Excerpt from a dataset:
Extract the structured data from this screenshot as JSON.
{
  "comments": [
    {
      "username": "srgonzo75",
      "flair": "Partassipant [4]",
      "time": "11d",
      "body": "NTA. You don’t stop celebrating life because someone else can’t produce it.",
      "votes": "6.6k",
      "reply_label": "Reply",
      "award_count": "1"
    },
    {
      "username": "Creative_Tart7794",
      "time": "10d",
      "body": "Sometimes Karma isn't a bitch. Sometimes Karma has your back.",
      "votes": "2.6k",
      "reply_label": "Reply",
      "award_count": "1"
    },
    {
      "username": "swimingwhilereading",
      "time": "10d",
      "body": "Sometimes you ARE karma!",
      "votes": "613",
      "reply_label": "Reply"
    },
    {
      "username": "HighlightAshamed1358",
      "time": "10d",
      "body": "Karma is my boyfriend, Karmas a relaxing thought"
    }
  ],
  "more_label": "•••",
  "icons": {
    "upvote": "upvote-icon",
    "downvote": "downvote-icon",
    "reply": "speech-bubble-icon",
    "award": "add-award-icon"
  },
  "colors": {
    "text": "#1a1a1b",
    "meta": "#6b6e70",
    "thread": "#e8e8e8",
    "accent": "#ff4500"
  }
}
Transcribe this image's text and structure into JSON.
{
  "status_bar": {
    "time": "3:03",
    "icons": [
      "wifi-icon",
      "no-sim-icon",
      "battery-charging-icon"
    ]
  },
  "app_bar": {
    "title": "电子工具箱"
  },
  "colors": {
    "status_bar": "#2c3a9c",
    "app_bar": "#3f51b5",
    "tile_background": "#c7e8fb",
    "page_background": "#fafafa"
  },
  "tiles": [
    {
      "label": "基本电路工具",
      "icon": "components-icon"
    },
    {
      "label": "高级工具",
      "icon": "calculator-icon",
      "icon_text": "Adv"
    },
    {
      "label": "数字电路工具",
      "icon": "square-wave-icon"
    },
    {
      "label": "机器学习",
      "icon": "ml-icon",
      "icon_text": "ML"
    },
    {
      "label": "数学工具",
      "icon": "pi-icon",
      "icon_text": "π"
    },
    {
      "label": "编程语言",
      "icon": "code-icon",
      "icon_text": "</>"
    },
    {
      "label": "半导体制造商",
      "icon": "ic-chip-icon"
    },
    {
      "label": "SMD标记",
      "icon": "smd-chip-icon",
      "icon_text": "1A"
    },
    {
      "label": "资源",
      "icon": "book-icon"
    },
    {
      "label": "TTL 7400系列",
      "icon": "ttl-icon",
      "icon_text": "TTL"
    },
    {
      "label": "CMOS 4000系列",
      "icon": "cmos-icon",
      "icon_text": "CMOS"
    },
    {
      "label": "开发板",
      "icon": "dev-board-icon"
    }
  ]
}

YOUR TASK: Only the number is wanted: how many lines in the entries above contain the string "body"?

RESULT OF THIS TASK: 4